-- Available records follows --

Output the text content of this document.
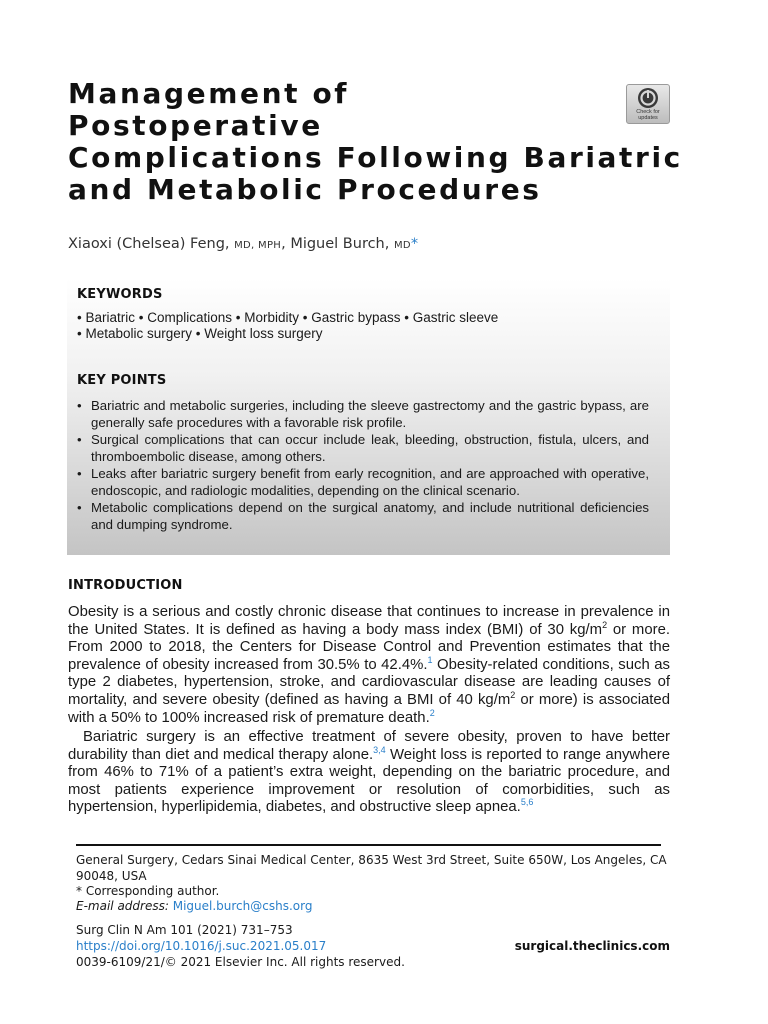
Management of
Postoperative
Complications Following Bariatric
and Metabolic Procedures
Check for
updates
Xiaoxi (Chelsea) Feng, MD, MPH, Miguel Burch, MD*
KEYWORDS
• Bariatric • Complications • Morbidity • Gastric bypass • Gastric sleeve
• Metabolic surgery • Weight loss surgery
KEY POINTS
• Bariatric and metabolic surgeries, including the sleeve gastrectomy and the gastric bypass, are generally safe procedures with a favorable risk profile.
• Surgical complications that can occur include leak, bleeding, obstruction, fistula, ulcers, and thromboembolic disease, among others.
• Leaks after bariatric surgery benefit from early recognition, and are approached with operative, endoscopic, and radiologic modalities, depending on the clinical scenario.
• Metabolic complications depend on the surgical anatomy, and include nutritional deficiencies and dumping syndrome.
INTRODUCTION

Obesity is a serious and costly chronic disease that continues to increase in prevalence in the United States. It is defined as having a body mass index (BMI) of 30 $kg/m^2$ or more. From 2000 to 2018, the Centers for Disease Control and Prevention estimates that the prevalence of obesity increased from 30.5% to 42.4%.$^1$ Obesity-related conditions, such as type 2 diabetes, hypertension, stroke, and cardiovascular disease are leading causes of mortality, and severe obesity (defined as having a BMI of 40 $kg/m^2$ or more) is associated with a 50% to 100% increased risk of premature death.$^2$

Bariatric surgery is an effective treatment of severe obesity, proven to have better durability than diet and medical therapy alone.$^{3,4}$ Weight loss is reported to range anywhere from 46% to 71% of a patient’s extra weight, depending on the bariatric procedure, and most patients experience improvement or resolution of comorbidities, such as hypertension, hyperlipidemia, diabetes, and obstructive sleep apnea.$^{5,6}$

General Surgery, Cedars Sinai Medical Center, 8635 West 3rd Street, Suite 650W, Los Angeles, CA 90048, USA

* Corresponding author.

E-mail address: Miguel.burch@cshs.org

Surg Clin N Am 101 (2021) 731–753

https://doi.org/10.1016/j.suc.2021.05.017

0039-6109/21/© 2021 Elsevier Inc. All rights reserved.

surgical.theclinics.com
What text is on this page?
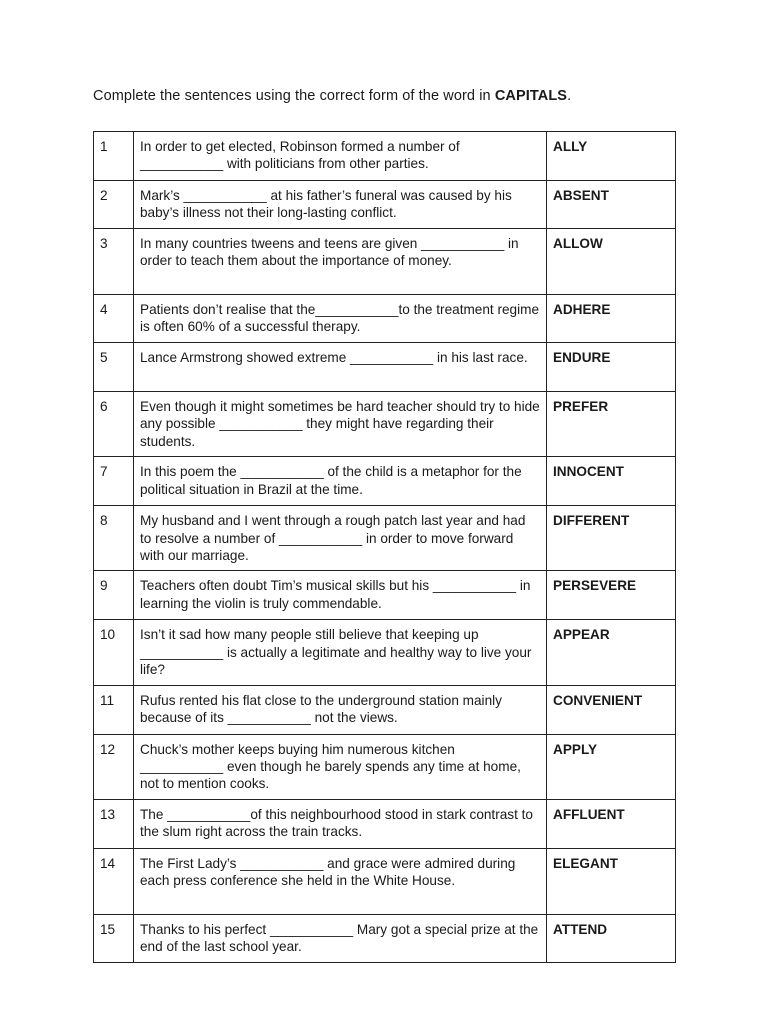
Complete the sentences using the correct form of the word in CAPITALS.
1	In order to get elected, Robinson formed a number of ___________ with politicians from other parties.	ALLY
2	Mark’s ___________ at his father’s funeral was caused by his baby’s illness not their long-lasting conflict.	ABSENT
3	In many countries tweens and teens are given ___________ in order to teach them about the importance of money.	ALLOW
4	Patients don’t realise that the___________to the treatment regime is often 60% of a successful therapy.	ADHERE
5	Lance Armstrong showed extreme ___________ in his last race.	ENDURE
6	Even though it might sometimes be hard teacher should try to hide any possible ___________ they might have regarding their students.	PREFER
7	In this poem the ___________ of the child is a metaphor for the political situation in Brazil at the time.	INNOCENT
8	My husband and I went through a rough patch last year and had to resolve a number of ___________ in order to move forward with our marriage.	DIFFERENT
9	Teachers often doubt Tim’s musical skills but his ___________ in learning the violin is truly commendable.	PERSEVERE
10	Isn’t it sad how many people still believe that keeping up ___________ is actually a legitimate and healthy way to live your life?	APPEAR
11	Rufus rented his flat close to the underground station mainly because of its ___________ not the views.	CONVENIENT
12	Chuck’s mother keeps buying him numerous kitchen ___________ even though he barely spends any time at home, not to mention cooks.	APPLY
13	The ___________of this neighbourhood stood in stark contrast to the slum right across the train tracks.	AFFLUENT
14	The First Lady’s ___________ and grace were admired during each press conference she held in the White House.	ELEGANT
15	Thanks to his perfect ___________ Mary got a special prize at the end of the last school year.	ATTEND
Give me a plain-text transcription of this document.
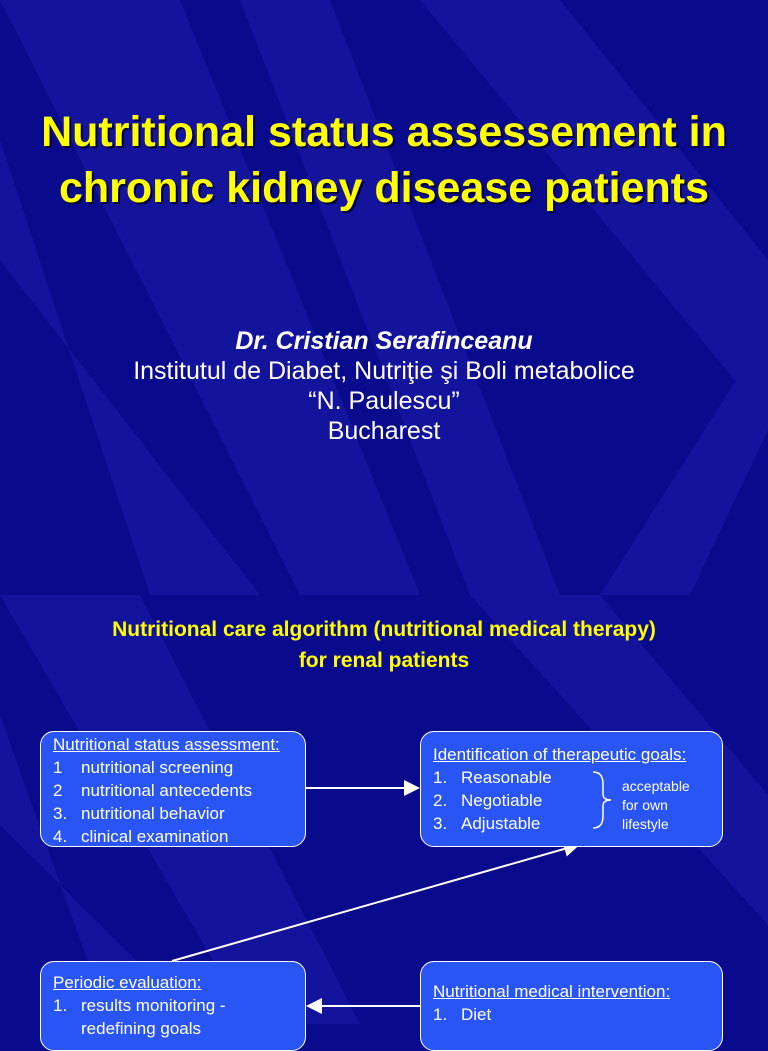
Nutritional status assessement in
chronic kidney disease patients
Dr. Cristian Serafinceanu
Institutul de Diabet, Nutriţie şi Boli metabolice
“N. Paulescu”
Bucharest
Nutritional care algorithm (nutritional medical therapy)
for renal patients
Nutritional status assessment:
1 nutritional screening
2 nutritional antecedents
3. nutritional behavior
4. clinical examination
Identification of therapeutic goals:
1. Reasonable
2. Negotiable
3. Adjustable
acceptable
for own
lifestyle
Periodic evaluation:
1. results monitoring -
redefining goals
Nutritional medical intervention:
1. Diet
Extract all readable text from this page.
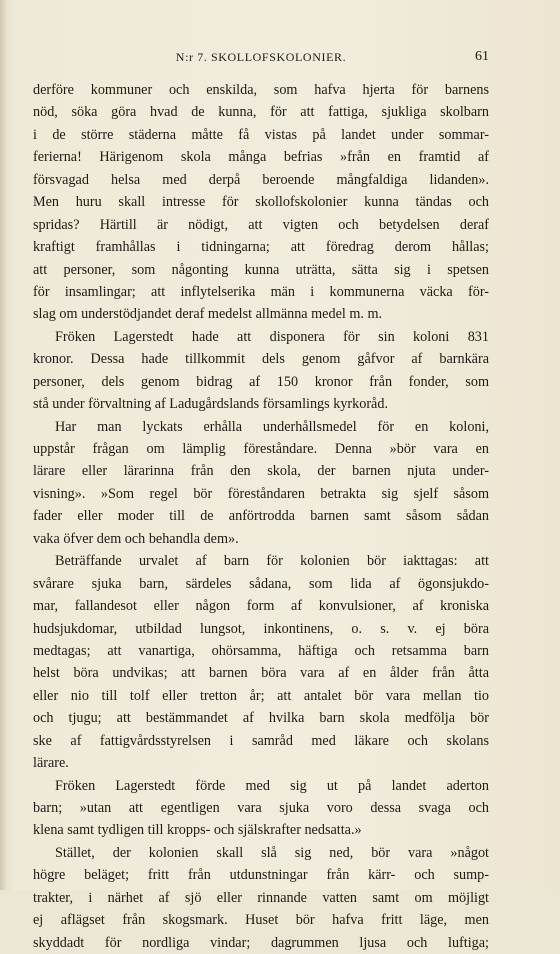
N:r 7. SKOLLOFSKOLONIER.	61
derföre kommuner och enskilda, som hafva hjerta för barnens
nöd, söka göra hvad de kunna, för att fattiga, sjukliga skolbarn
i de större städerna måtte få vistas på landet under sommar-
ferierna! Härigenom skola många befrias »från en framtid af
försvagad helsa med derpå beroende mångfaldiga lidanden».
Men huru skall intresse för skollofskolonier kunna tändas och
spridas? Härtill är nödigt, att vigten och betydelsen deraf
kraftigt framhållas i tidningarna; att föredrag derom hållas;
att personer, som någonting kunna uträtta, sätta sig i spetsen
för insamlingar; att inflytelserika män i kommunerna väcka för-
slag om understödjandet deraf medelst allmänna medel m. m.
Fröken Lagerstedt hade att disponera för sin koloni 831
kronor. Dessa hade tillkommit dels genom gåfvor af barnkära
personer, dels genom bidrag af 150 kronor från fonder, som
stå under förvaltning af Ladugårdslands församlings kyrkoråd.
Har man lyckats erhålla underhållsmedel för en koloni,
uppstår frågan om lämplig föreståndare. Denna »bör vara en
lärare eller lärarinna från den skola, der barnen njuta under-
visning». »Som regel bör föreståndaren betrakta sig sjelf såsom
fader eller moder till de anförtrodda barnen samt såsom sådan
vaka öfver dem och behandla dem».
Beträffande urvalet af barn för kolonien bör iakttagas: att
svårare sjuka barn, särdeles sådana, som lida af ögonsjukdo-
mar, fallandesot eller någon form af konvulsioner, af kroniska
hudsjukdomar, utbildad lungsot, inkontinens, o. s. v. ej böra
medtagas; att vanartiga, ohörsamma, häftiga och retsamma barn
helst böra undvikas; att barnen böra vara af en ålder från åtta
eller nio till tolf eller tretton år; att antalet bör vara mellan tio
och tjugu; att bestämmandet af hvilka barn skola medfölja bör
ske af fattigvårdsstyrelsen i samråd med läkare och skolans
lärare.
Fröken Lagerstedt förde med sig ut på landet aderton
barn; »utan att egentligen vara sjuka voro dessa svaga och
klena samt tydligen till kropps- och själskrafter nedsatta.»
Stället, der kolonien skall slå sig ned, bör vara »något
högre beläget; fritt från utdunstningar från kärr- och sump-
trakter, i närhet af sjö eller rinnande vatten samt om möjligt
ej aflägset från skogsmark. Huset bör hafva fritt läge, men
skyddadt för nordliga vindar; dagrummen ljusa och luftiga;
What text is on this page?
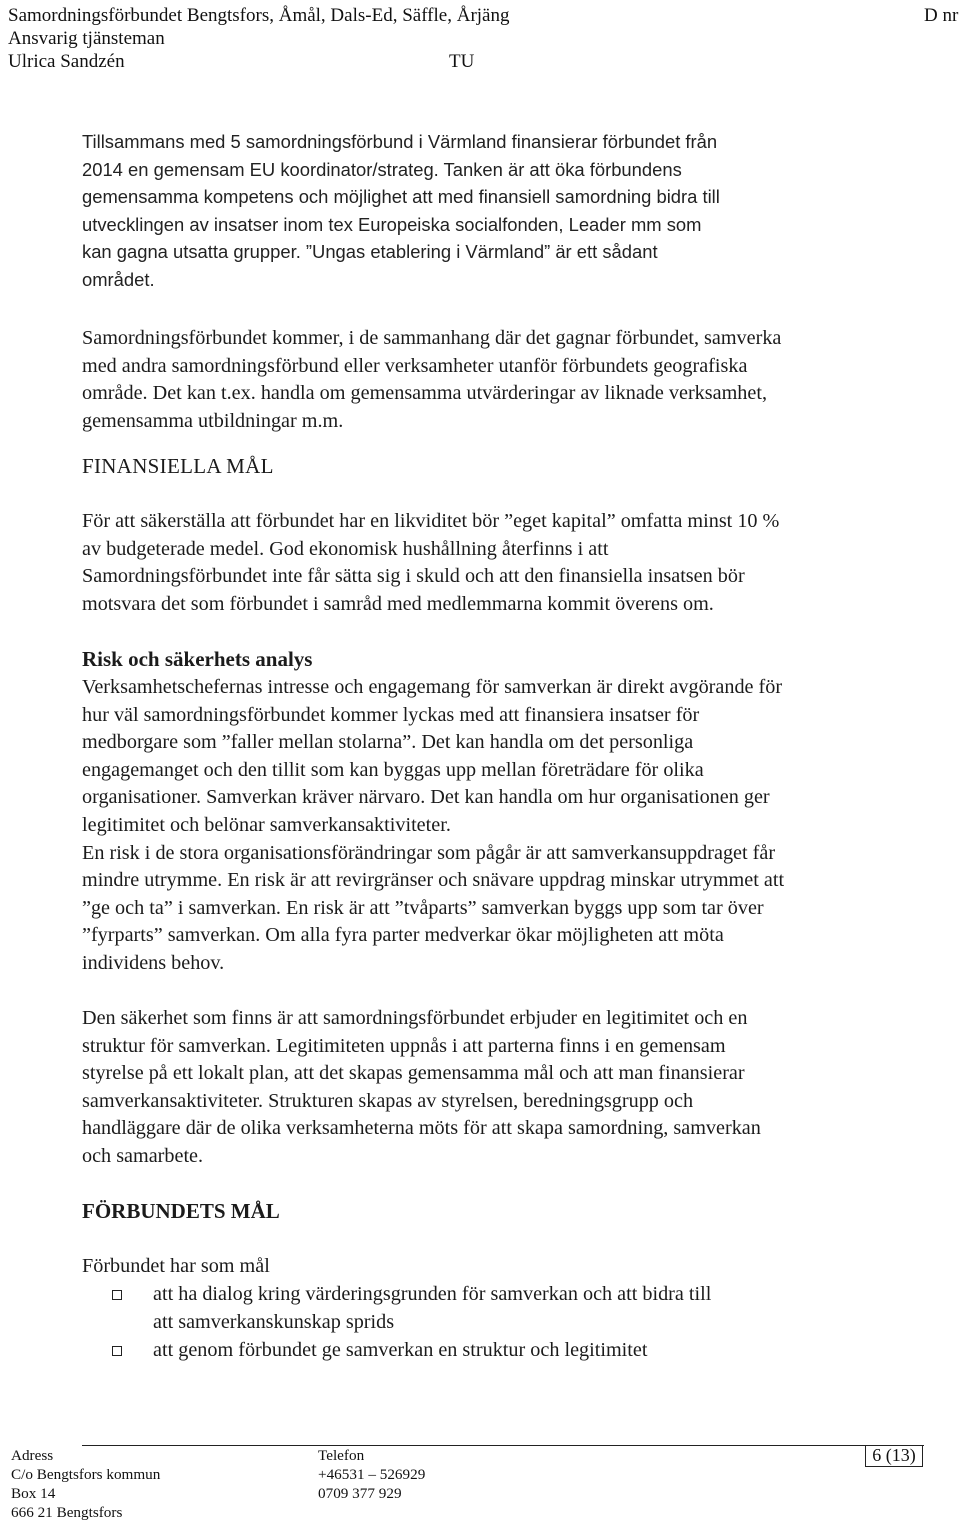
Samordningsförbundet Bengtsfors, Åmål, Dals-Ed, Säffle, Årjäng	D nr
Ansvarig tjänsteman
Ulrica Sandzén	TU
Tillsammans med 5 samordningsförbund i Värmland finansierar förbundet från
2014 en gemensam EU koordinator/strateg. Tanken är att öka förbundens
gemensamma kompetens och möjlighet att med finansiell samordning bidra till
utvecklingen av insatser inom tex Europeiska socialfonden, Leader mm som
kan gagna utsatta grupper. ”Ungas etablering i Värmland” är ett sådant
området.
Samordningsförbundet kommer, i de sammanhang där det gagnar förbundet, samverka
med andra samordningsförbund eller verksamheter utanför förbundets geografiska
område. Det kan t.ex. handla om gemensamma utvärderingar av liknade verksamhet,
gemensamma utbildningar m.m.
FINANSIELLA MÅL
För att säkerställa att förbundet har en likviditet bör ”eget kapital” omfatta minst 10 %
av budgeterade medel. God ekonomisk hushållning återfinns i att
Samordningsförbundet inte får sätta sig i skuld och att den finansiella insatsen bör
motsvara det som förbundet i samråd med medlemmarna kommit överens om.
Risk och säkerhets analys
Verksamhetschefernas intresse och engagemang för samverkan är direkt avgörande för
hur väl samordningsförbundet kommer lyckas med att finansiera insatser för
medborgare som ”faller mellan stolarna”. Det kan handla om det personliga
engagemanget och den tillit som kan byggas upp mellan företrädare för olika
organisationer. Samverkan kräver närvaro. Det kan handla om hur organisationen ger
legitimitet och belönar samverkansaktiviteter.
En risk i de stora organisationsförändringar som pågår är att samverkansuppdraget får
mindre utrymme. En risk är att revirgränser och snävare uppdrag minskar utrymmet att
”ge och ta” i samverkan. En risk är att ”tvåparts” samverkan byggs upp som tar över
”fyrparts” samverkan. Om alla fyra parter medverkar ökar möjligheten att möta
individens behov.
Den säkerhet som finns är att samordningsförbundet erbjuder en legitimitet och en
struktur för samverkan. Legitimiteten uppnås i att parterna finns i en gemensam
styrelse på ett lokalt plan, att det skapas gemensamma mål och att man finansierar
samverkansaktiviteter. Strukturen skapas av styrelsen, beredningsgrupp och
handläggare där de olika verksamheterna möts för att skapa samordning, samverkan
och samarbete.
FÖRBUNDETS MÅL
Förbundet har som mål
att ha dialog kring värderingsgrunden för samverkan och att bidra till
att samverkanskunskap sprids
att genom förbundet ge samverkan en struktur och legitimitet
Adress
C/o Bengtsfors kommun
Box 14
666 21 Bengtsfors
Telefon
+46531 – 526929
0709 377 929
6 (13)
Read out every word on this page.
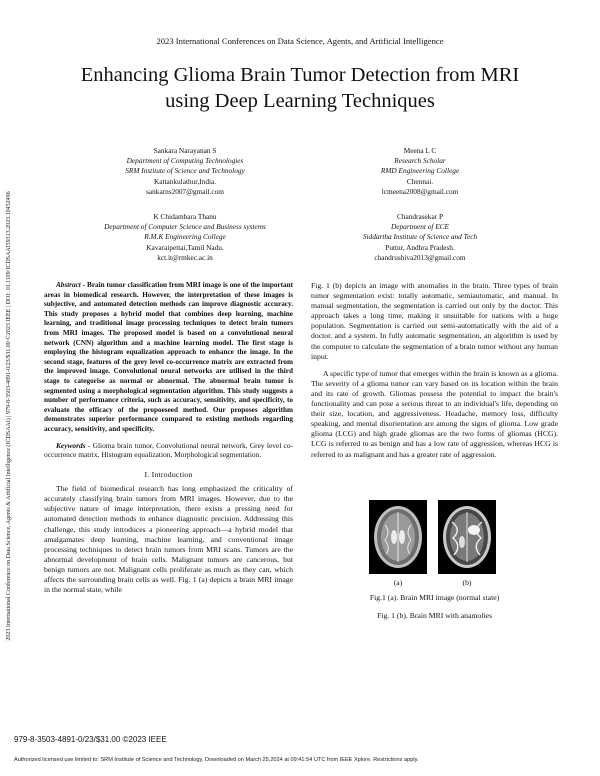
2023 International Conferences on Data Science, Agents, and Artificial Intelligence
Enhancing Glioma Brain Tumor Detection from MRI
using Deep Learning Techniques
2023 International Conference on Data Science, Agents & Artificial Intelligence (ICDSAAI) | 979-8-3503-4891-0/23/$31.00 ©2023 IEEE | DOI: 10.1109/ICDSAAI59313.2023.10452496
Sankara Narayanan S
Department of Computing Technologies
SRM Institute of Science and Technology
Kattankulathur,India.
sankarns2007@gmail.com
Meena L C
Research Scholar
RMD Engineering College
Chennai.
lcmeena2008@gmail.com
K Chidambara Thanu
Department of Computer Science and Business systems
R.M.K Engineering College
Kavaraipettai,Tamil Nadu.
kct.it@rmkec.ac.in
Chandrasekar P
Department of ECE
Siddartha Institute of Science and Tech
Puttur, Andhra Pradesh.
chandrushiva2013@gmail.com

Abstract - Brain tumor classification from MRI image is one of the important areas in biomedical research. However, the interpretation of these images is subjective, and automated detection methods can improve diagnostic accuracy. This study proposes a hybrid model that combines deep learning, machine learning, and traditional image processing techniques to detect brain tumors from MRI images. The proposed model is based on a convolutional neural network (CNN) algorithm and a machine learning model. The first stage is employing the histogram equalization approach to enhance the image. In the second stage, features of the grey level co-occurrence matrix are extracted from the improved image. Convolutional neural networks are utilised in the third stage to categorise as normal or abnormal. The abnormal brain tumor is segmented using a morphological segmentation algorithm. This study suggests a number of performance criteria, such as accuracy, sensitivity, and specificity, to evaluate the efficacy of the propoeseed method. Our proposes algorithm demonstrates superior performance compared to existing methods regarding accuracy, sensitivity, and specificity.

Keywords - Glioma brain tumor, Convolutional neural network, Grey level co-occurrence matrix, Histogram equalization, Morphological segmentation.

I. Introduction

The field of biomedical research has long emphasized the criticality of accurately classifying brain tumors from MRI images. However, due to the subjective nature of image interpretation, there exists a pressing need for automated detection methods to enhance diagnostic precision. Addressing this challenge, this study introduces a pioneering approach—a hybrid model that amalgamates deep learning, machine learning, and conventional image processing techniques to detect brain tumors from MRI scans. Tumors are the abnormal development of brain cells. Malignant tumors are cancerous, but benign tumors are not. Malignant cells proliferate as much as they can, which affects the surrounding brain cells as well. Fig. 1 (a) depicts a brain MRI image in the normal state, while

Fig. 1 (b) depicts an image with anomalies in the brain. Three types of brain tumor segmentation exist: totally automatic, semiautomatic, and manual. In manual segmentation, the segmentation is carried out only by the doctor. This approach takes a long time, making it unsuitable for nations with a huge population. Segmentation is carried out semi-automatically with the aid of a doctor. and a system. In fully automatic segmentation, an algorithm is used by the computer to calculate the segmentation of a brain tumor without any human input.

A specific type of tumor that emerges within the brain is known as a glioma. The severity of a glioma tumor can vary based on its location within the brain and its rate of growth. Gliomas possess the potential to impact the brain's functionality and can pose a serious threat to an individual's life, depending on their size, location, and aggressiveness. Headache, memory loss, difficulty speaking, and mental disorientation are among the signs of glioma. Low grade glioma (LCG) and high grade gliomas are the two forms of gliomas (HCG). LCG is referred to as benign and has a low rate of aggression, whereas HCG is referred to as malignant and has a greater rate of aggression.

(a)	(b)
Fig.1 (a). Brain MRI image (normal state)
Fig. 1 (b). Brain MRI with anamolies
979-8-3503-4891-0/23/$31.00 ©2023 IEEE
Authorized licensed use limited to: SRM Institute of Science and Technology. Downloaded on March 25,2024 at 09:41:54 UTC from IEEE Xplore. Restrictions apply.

-- Available records concluded --

→ Problem to solve:
Work out the count of lines in the data above containing the string "images". Give it alone.

→ Written solution:
2